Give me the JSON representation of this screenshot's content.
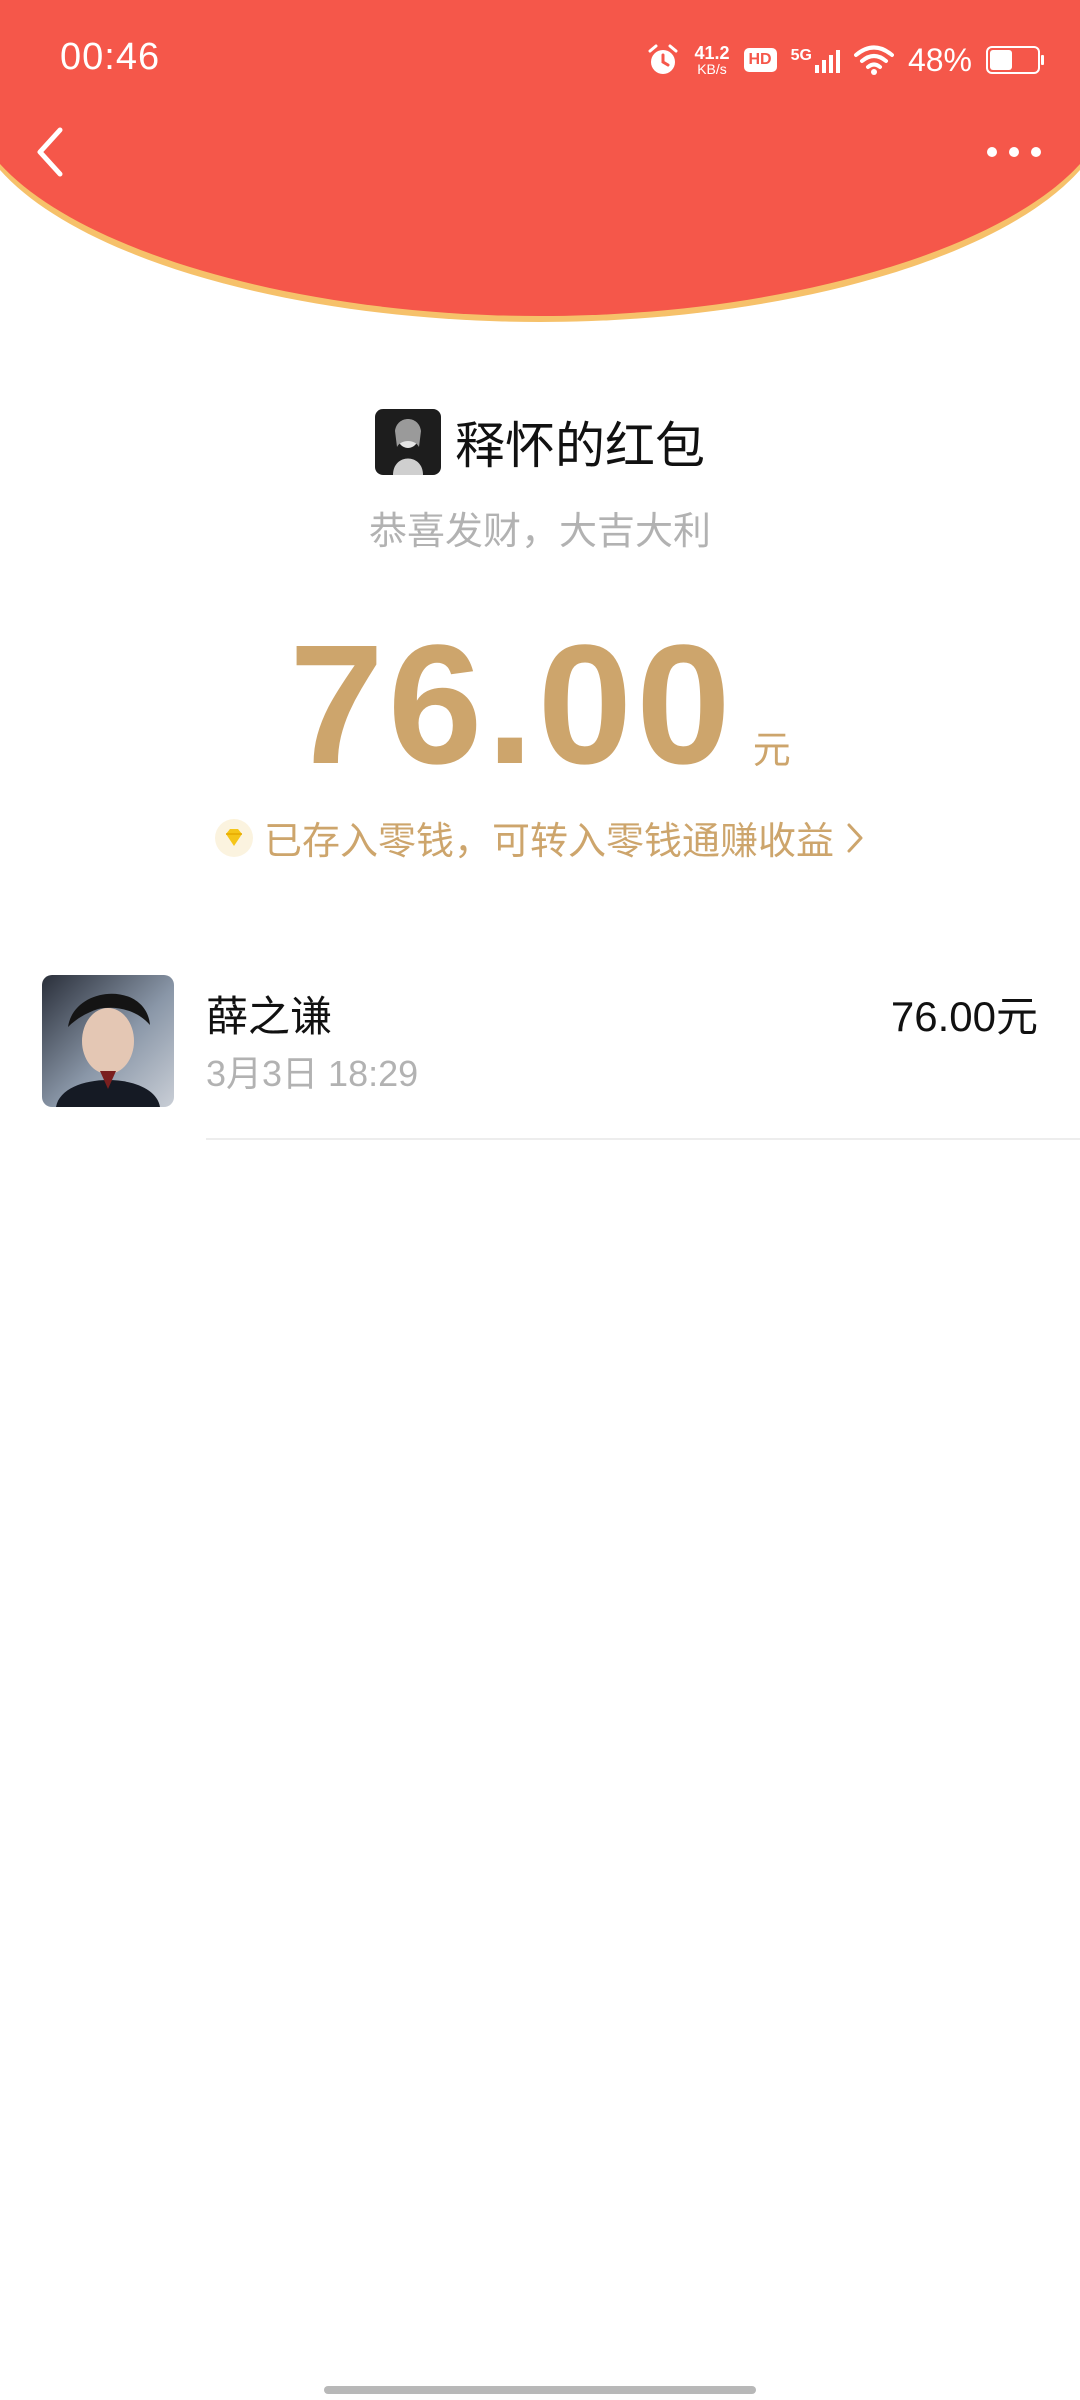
{
  "colors": {
    "header_red": "#f5574a",
    "header_edge_gold": "#f6c16a",
    "gold_text": "#cda56c",
    "muted_text": "#b2b2b2",
    "primary_text": "#111111"
  },
  "status_bar": {
    "time": "00:46",
    "net_speed_value": "41.2",
    "net_speed_unit": "KB/s",
    "hd_badge": "HD",
    "network_type": "5G",
    "battery_percent": "48%",
    "battery_level": 0.48,
    "icons": [
      "alarm-icon",
      "signal-icon",
      "wifi-icon",
      "battery-icon"
    ]
  },
  "nav": {
    "back_icon": "chevron-left-icon",
    "more_icon": "more-dots-icon"
  },
  "envelope": {
    "sender_name": "释怀的红包",
    "greeting": "恭喜发财，大吉大利",
    "amount": "76.00",
    "currency_unit": "元",
    "wallet_note": "已存入零钱，可转入零钱通赚收益",
    "wallet_note_icon": "diamond-icon"
  },
  "records": [
    {
      "name": "薛之谦",
      "time": "3月3日  18:29",
      "amount": "76.00元"
    }
  ]
}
□ □ □ □ □
◆ What you need to do
Give back the entries verbatim. Do not include any picture.

◆ Solution below
Give me the JSON representation of this screenshot's content.
{
  "colors": {
    "header_red": "#f5574a",
    "header_edge_gold": "#f6c16a",
    "gold_text": "#cda56c",
    "muted_text": "#b2b2b2",
    "primary_text": "#111111"
  },
  "status_bar": {
    "time": "00:46",
    "net_speed_value": "41.2",
    "net_speed_unit": "KB/s",
    "hd_badge": "HD",
    "network_type": "5G",
    "battery_percent": "48%",
    "battery_level": 0.48,
    "icons": [
      "alarm-icon",
      "signal-icon",
      "wifi-icon",
      "battery-icon"
    ]
  },
  "nav": {
    "back_icon": "chevron-left-icon",
    "more_icon": "more-dots-icon"
  },
  "envelope": {
    "sender_name": "释怀的红包",
    "greeting": "恭喜发财，大吉大利",
    "amount": "76.00",
    "currency_unit": "元",
    "wallet_note": "已存入零钱，可转入零钱通赚收益",
    "wallet_note_icon": "diamond-icon"
  },
  "records": [
    {
      "name": "薛之谦",
      "time": "3月3日  18:29",
      "amount": "76.00元"
    }
  ]
}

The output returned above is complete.